╔══

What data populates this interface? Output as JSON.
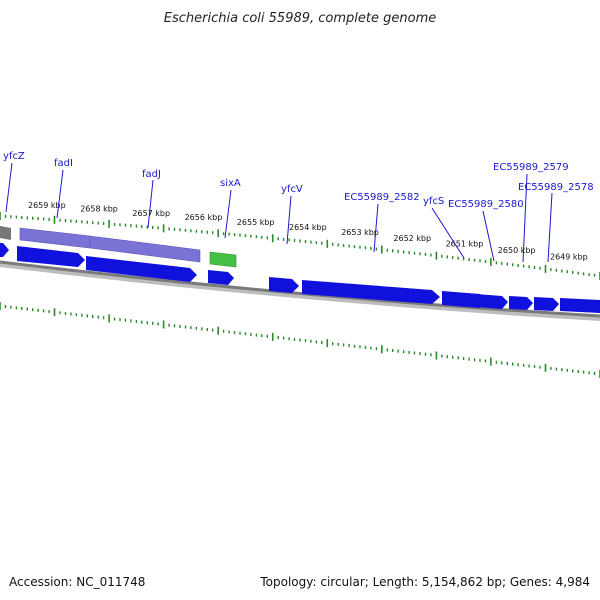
{
  "title": "Escherichia coli 55989, complete genome",
  "footer": {
    "accession": "Accession: NC_011748",
    "summary": "Topology: circular; Length: 5,154,862 bp; Genes: 4,984"
  },
  "colors": {
    "label": "#1a1acc",
    "leader": "#1a1acc",
    "tick": "#2a8a2a",
    "backbone": "#888888",
    "gene_forward_blue": "#1111dd",
    "gene_fad": "#7b72d6",
    "gene_sixA": "#44c044",
    "gene_grey": "#777777"
  },
  "scale": {
    "unit": "kbp",
    "labels": [
      {
        "pos": 2659,
        "text": "2659 kbp"
      },
      {
        "pos": 2658,
        "text": "2658 kbp"
      },
      {
        "pos": 2657,
        "text": "2657 kbp"
      },
      {
        "pos": 2656,
        "text": "2656 kbp"
      },
      {
        "pos": 2655,
        "text": "2655 kbp"
      },
      {
        "pos": 2654,
        "text": "2654 kbp"
      },
      {
        "pos": 2653,
        "text": "2653 kbp"
      },
      {
        "pos": 2652,
        "text": "2652 kbp"
      },
      {
        "pos": 2651,
        "text": "2651 kbp"
      },
      {
        "pos": 2650,
        "text": "2650 kbp"
      },
      {
        "pos": 2649,
        "text": "2649 kbp"
      }
    ]
  },
  "gene_labels": [
    {
      "text": "yfcZ"
    },
    {
      "text": "fadI"
    },
    {
      "text": "fadJ"
    },
    {
      "text": "sixA"
    },
    {
      "text": "yfcV"
    },
    {
      "text": "EC55989_2582"
    },
    {
      "text": "yfcS"
    },
    {
      "text": "EC55989_2580"
    },
    {
      "text": "EC55989_2579"
    },
    {
      "text": "EC55989_2578"
    }
  ]
}
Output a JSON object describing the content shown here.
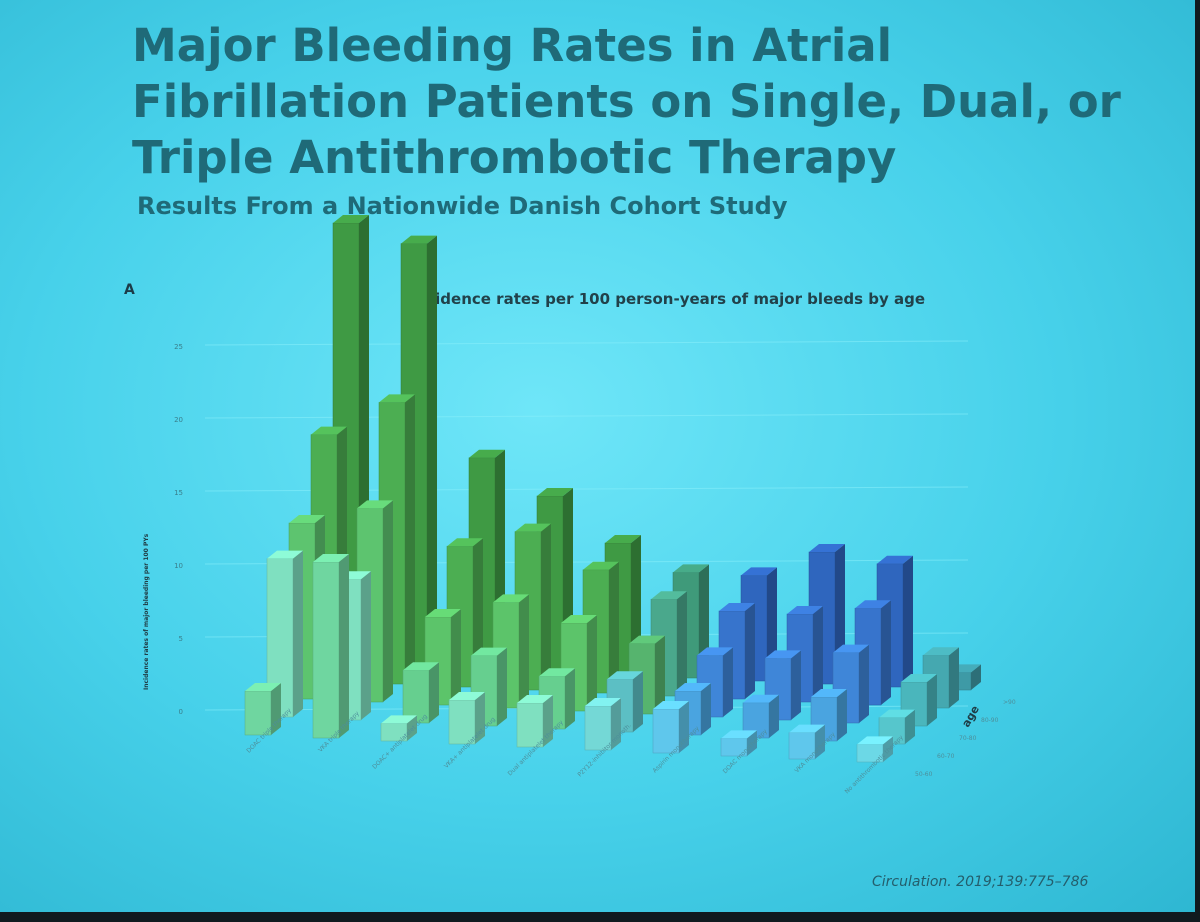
{
  "slide": {
    "title": "Major Bleeding Rates in Atrial Fibrillation Patients on Single, Dual, or Triple Antithrombotic Therapy",
    "subtitle": "Results From a Nationwide Danish Cohort Study",
    "panel_letter": "A",
    "citation": "Circulation. 2019;139:775–786"
  },
  "chart_data": {
    "type": "bar",
    "style": "3d-grouped",
    "title": "Incidence rates per 100 person-years of major bleeds by age",
    "ylabel": "Incidence rates of major bleeding per 100 PYs",
    "zlabel": "age",
    "ylim": [
      0,
      25
    ],
    "yticks": [
      0,
      5,
      10,
      15,
      20,
      25
    ],
    "grid": true,
    "categories": [
      "DOAC triple therapy",
      "VKA triple therapy",
      "DOAC+ antiplatelet drug",
      "VKA+ antiplatelet drug",
      "Dual antiplatelet therapy",
      "P2Y12-inhibitor monoth.",
      "Aspirin monotherapy",
      "DOAC monotherapy",
      "VKA monotherapy",
      "No antithrombotic therapy"
    ],
    "series": [
      {
        "name": "50-60",
        "values": [
          2.5,
          10,
          1,
          2.5,
          2.5,
          2.5,
          2.5,
          1,
          1.5,
          1
        ]
      },
      {
        "name": "60-70",
        "values": [
          9,
          8,
          3,
          4,
          3,
          3,
          2.5,
          2,
          2.5,
          1.5
        ]
      },
      {
        "name": "70-80",
        "values": [
          10,
          11,
          5,
          6,
          5,
          4,
          3.5,
          3.5,
          4,
          2.5
        ]
      },
      {
        "name": "80-90",
        "values": [
          14,
          16,
          8,
          9,
          7,
          5.5,
          5,
          5,
          5.5,
          3
        ]
      },
      {
        "name": ">90",
        "values": [
          25,
          24,
          12,
          10,
          7.5,
          6,
          6,
          7.5,
          7,
          1
        ]
      }
    ],
    "colors": [
      "#7ee8c8",
      "#6ed38a",
      "#5cc0a6",
      "#4a9fb6",
      "#3c7fa4"
    ],
    "bar_colors": {
      "0": [
        "#6fd6a0",
        "#7fe0c0",
        "#5dc46f",
        "#4cae52",
        "#3f9a44"
      ],
      "1": [
        "#6fd6a0",
        "#7fe0c0",
        "#5dc46f",
        "#4cae52",
        "#3f9a44"
      ],
      "2": [
        "#7fe0c0",
        "#66cf8f",
        "#5cc46a",
        "#4cae52",
        "#3f9a44"
      ],
      "3": [
        "#7fe0c0",
        "#66cf8f",
        "#5cc46a",
        "#4cae52",
        "#3f9a44"
      ],
      "4": [
        "#7fe0c0",
        "#66cf8f",
        "#5cc46a",
        "#4cae52",
        "#3f9a44"
      ],
      "5": [
        "#74d8d6",
        "#5cbfc4",
        "#56b46e",
        "#4aa88c",
        "#3f9a7a"
      ],
      "6": [
        "#5fc7ec",
        "#4aa4e0",
        "#3f86d8",
        "#3774cc",
        "#2f66be"
      ],
      "7": [
        "#5fc7ec",
        "#4aa4e0",
        "#3f86d8",
        "#3774cc",
        "#2f66be"
      ],
      "8": [
        "#5fc7ec",
        "#4aa4e0",
        "#3f86d8",
        "#3774cc",
        "#2f66be"
      ],
      "9": [
        "#6cd8e6",
        "#56c6cc",
        "#4ab6bc",
        "#45a8b0",
        "#3e9aa6"
      ]
    }
  }
}
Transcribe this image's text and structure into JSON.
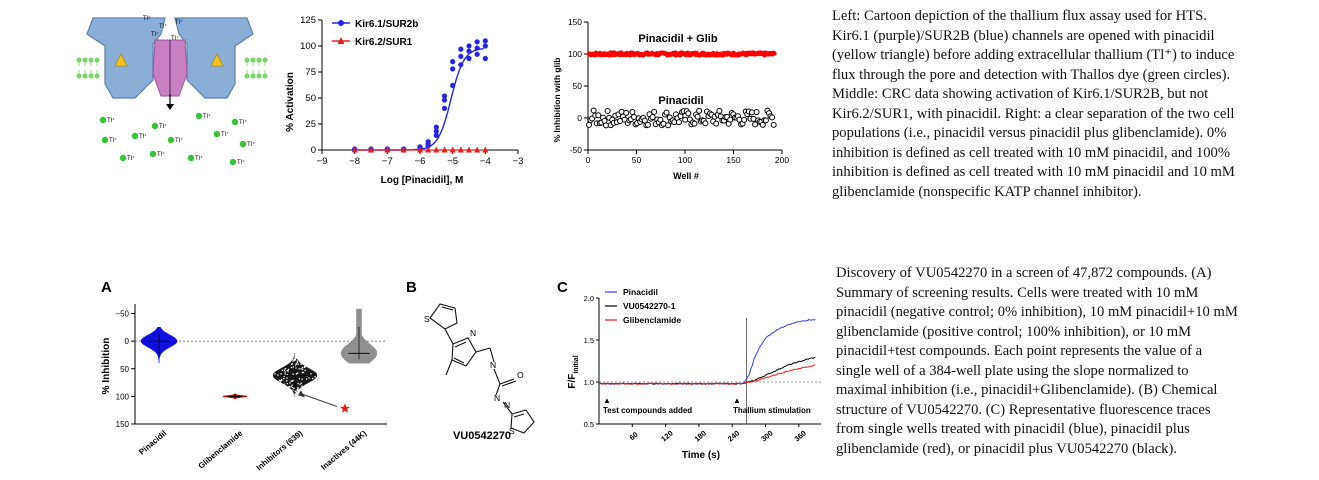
{
  "top": {
    "cartoon": {
      "ion_labels": [
        "Tl⁺",
        "Tl⁺",
        "Tl⁺",
        "Tl⁺",
        "Tl⁺",
        "Tl⁺",
        "Tl⁺",
        "Tl⁺",
        "Tl⁺",
        "Tl⁺",
        "Tl⁺",
        "Tl⁺",
        "Tl⁺",
        "Tl⁺",
        "Tl⁺",
        "Tl⁺",
        "Tl⁺",
        "Tl⁺"
      ],
      "colors": {
        "channel": "#8aaed8",
        "pore": "#c97fc4",
        "membrane": "#7fd46f",
        "drug": "#f2c21a",
        "dye": "#35c437"
      }
    },
    "crc": {
      "legend": [
        "Kir6.1/SUR2b",
        "Kir6.2/SUR1"
      ],
      "xlabel": "Log [Pinacidil], M",
      "ylabel": "% Activation",
      "xticks": [
        "−9",
        "−8",
        "−7",
        "−6",
        "−5",
        "−4",
        "−3"
      ],
      "yticks": [
        "0",
        "25",
        "50",
        "75",
        "100",
        "125"
      ]
    },
    "hts": {
      "ylabel": "% Inhibition with glib",
      "xlabel": "Well #",
      "label_top": "Pinacidil + Glib",
      "label_bottom": "Pinacidil",
      "xticks": [
        "0",
        "50",
        "100",
        "150",
        "200"
      ],
      "yticks": [
        "-50",
        "0",
        "50",
        "100",
        "150"
      ]
    },
    "caption": [
      "Left: Cartoon depiction of the thallium flux assay used for HTS.",
      "Kir6.1 (purple)/SUR2B (blue) channels are opened with pinacidil",
      "(yellow triangle) before adding extracellular thallium (Tl⁺) to induce",
      "flux through the pore and detection with Thallos dye (green circles).",
      "Middle: CRC data showing activation of Kir6.1/SUR2B, but not",
      "Kir6.2/SUR1, with pinacidil. Right: a clear separation of the two cell",
      "populations (i.e., pinacidil versus pinacidil plus glibenclamide). 0%",
      "inhibition is defined as cell treated with 10 mM pinacidil, and 100%",
      "inhibition is defined as cell treated with 10 mM pinacidil and 10 mM",
      "glibenclamide (nonspecific KATP channel inhibitor)."
    ]
  },
  "bottom": {
    "panel_a": {
      "letter": "A",
      "ylabel": "% Inhibition",
      "yticks": [
        "−50",
        "0",
        "50",
        "100",
        "150"
      ],
      "categories": [
        "Pinacidil",
        "Glibenclamide",
        "Inhibitors (639)",
        "Inactives (44K)"
      ]
    },
    "panel_b": {
      "letter": "B",
      "compound": "VU0542270",
      "atoms": [
        "S",
        "N",
        "N",
        "N",
        "O",
        "N",
        "S"
      ]
    },
    "panel_c": {
      "letter": "C",
      "ylabel_main": "F/F",
      "ylabel_sub": "initial",
      "xlabel": "Time (s)",
      "yticks": [
        "0.5",
        "1.0",
        "1.5",
        "2.0"
      ],
      "xticks": [
        "60",
        "120",
        "180",
        "240",
        "300",
        "360"
      ],
      "legend": [
        "Pinacidil",
        "VU0542270-1",
        "Glibenclamide"
      ],
      "annot_left": "Test compounds added",
      "annot_right": "Thallium stimulation",
      "arrow_glyph": "▲"
    },
    "caption": [
      "Discovery of VU0542270 in a screen of 47,872 compounds. (A)",
      "Summary of screening results. Cells were treated with 10 mM",
      "pinacidil (negative control; 0% inhibition), 10 mM pinacidil+10 mM",
      "glibenclamide (positive control; 100% inhibition), or 10 mM",
      "pinacidil+test compounds. Each point represents the value of a",
      "single well of a 384-well plate using the slope normalized to",
      "maximal inhibition (i.e., pinacidil+Glibenclamide). (B) Chemical",
      "structure of VU0542270. (C) Representative fluorescence traces",
      "from single wells treated with pinacidil (blue), pinacidil plus",
      "glibenclamide (red), or pinacidil plus VU0542270 (black)."
    ]
  },
  "chart_data": [
    {
      "type": "scatter",
      "title": "",
      "xlabel": "Log [Pinacidil], M",
      "ylabel": "% Activation",
      "xlim": [
        -9,
        -3
      ],
      "ylim": [
        0,
        125
      ],
      "series": [
        {
          "name": "Kir6.1/SUR2b",
          "color": "#2424e6",
          "x": [
            -8,
            -8,
            -8,
            -7.5,
            -7.5,
            -7.5,
            -7,
            -7,
            -7,
            -6.5,
            -6.5,
            -6.5,
            -6,
            -6,
            -6,
            -5.75,
            -5.75,
            -5.75,
            -5.5,
            -5.5,
            -5.5,
            -5.25,
            -5.25,
            -5.25,
            -5,
            -5,
            -5,
            -4.75,
            -4.75,
            -4.75,
            -4.5,
            -4.5,
            -4.5,
            -4.25,
            -4.25,
            -4.25,
            -4,
            -4,
            -4
          ],
          "y": [
            0,
            1,
            0,
            0,
            1,
            0,
            0,
            1,
            0,
            0,
            0,
            1,
            1,
            2,
            3,
            4,
            6,
            8,
            14,
            18,
            22,
            40,
            48,
            52,
            62,
            78,
            85,
            82,
            90,
            97,
            88,
            95,
            100,
            92,
            98,
            104,
            88,
            100,
            105
          ]
        },
        {
          "name": "Kir6.2/SUR1",
          "color": "#e32020",
          "x": [
            -8,
            -7.5,
            -7,
            -6.5,
            -6,
            -5.75,
            -5.5,
            -5.25,
            -5,
            -4.75,
            -4.5,
            -4.25,
            -4
          ],
          "y": [
            0,
            0,
            0,
            0,
            0,
            0,
            0,
            0,
            0,
            0,
            0,
            0,
            0
          ]
        }
      ]
    },
    {
      "type": "scatter",
      "title": "",
      "xlabel": "Well #",
      "ylabel": "% Inhibition with glib",
      "xlim": [
        0,
        200
      ],
      "ylim": [
        -50,
        150
      ],
      "series": [
        {
          "name": "Pinacidil + Glib",
          "color": "#ff0000",
          "x_range": [
            1,
            192
          ],
          "y_mean": 100,
          "y_spread": 4
        },
        {
          "name": "Pinacidil",
          "color": "#000000",
          "x_range": [
            1,
            192
          ],
          "y_mean": 0,
          "y_spread": 12
        }
      ]
    },
    {
      "type": "scatter",
      "title": "",
      "xlabel": "",
      "ylabel": "% Inhibition",
      "ylim": [
        150,
        -60
      ],
      "categories": [
        "Pinacidil",
        "Glibenclamide",
        "Inhibitors (639)",
        "Inactives (44K)"
      ],
      "series": [
        {
          "name": "Pinacidil",
          "color": "#1010e0",
          "median": 0,
          "range": [
            -25,
            40
          ]
        },
        {
          "name": "Glibenclamide",
          "color": "#c00000",
          "median": 100,
          "range": [
            95,
            104
          ]
        },
        {
          "name": "Inhibitors (639)",
          "color": "#000000",
          "median": 62,
          "range": [
            22,
            100
          ]
        },
        {
          "name": "Inactives (44K)",
          "color": "#909090",
          "median": 22,
          "range": [
            -58,
            40
          ]
        }
      ],
      "highlight": {
        "label": "VU0542270",
        "value": 122,
        "color": "#e31c1c"
      }
    },
    {
      "type": "line",
      "title": "",
      "xlabel": "Time (s)",
      "ylabel": "F/F initial",
      "xlim": [
        0,
        400
      ],
      "ylim": [
        0.5,
        2.0
      ],
      "series": [
        {
          "name": "Pinacidil",
          "color": "#3b3bea",
          "x": [
            0,
            260,
            270,
            280,
            290,
            300,
            320,
            340,
            360,
            380,
            390
          ],
          "y": [
            0.98,
            0.98,
            1.08,
            1.28,
            1.42,
            1.52,
            1.62,
            1.68,
            1.72,
            1.74,
            1.74
          ]
        },
        {
          "name": "VU0542270-1",
          "color": "#000000",
          "x": [
            0,
            260,
            280,
            300,
            320,
            340,
            360,
            380,
            390
          ],
          "y": [
            0.98,
            0.98,
            1.02,
            1.08,
            1.14,
            1.2,
            1.24,
            1.28,
            1.29
          ]
        },
        {
          "name": "Glibenclamide",
          "color": "#e31c1c",
          "x": [
            0,
            260,
            280,
            300,
            320,
            340,
            360,
            380,
            390
          ],
          "y": [
            0.98,
            0.98,
            1.01,
            1.05,
            1.09,
            1.13,
            1.16,
            1.19,
            1.2
          ]
        }
      ]
    }
  ]
}
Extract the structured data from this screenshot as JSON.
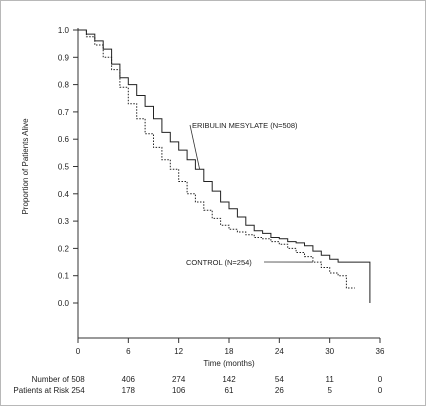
{
  "chart_data": {
    "type": "line",
    "xlabel": "Time (months)",
    "ylabel": "Proportion of Patients Alive",
    "xlim": [
      0,
      36
    ],
    "ylim": [
      0.0,
      1.0
    ],
    "x_ticks": [
      "0",
      "6",
      "12",
      "18",
      "24",
      "30",
      "36"
    ],
    "y_ticks": [
      "0.0",
      "0.1",
      "0.2",
      "0.3",
      "0.4",
      "0.5",
      "0.6",
      "0.7",
      "0.8",
      "0.9",
      "1.0"
    ],
    "grid": false,
    "series": [
      {
        "name": "ERIBULIN MESYLATE (N=508)",
        "style": "solid",
        "color": "#222222",
        "x": [
          0,
          1,
          2,
          3,
          4,
          5,
          6,
          7,
          8,
          9,
          10,
          11,
          12,
          13,
          14,
          15,
          16,
          17,
          18,
          19,
          20,
          21,
          22,
          23,
          24,
          25,
          26,
          27,
          28,
          29,
          30,
          31,
          32,
          33,
          34,
          34.8
        ],
        "y": [
          1.0,
          0.985,
          0.96,
          0.93,
          0.875,
          0.825,
          0.8,
          0.76,
          0.72,
          0.675,
          0.625,
          0.59,
          0.56,
          0.525,
          0.49,
          0.445,
          0.41,
          0.37,
          0.345,
          0.315,
          0.285,
          0.265,
          0.255,
          0.24,
          0.235,
          0.225,
          0.22,
          0.21,
          0.19,
          0.175,
          0.16,
          0.15,
          0.15,
          0.15,
          0.15,
          0.0
        ]
      },
      {
        "name": "CONTROL (N=254)",
        "style": "dotted",
        "color": "#222222",
        "x": [
          0,
          1,
          2,
          3,
          4,
          5,
          6,
          7,
          8,
          9,
          10,
          11,
          12,
          13,
          14,
          15,
          16,
          17,
          18,
          19,
          20,
          21,
          22,
          23,
          24,
          25,
          26,
          27,
          28,
          29,
          30,
          31,
          32,
          33
        ],
        "y": [
          1.0,
          0.975,
          0.945,
          0.9,
          0.855,
          0.79,
          0.73,
          0.675,
          0.62,
          0.57,
          0.525,
          0.49,
          0.445,
          0.4,
          0.37,
          0.34,
          0.31,
          0.285,
          0.27,
          0.26,
          0.25,
          0.24,
          0.235,
          0.225,
          0.215,
          0.2,
          0.185,
          0.17,
          0.15,
          0.13,
          0.11,
          0.1,
          0.055,
          0.055
        ]
      }
    ],
    "annotations": [
      {
        "text": "ERIBULIN MESYLATE (N=508)",
        "points_to_series": 0,
        "at_x": 14.5
      },
      {
        "text": "CONTROL (N=254)",
        "points_to_series": 1,
        "at_x": 28
      }
    ],
    "risk_table": {
      "label_line1": "Number of",
      "label_line2": "Patients at Risk",
      "rows": [
        {
          "series": 0,
          "values": [
            "508",
            "406",
            "274",
            "142",
            "54",
            "11",
            "0"
          ]
        },
        {
          "series": 1,
          "values": [
            "254",
            "178",
            "106",
            "61",
            "26",
            "5",
            "0"
          ]
        }
      ]
    }
  }
}
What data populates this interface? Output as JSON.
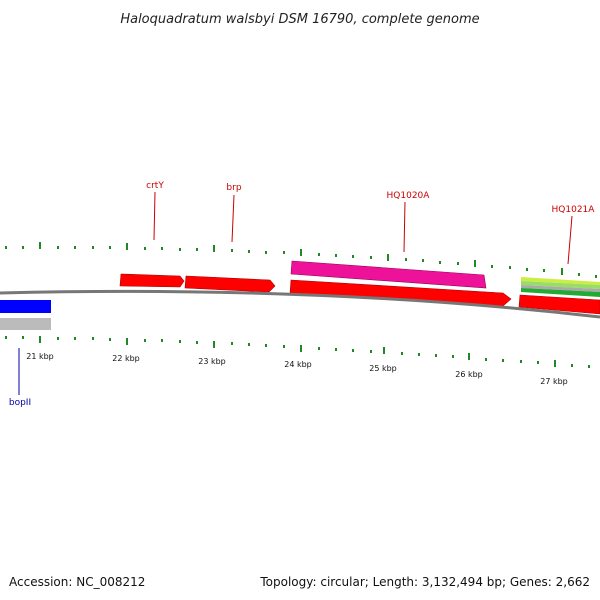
{
  "title": "Haloquadratum walsbyi DSM 16790, complete genome",
  "footer": {
    "accession": "Accession: NC_008212",
    "stats": "Topology: circular; Length: 3,132,494 bp; Genes: 2,662"
  },
  "colors": {
    "forward_gene": "#ff0000",
    "reverse_gene": "#0000ff",
    "highlight_gene": "#ee1199",
    "label_forward": "#cc0000",
    "label_reverse": "#0000aa",
    "tick": "#228822",
    "backbone": "#777777"
  },
  "axis": {
    "ticks": [
      {
        "label": "21 kbp"
      },
      {
        "label": "22 kbp"
      },
      {
        "label": "23 kbp"
      },
      {
        "label": "24 kbp"
      },
      {
        "label": "25 kbp"
      },
      {
        "label": "26 kbp"
      },
      {
        "label": "27 kbp"
      }
    ]
  },
  "gene_labels": [
    {
      "text": "crtY",
      "strand": "forward"
    },
    {
      "text": "brp",
      "strand": "forward"
    },
    {
      "text": "HQ1020A",
      "strand": "forward"
    },
    {
      "text": "HQ1021A",
      "strand": "forward"
    },
    {
      "text": "bopII",
      "strand": "reverse"
    }
  ]
}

╚══

Reproduce each line of the material containing the word "ERIBULIN".

## The completed task
        "name": "ERIBULIN MESYLATE (N=508)",
        "text": "ERIBULIN MESYLATE (N=508)",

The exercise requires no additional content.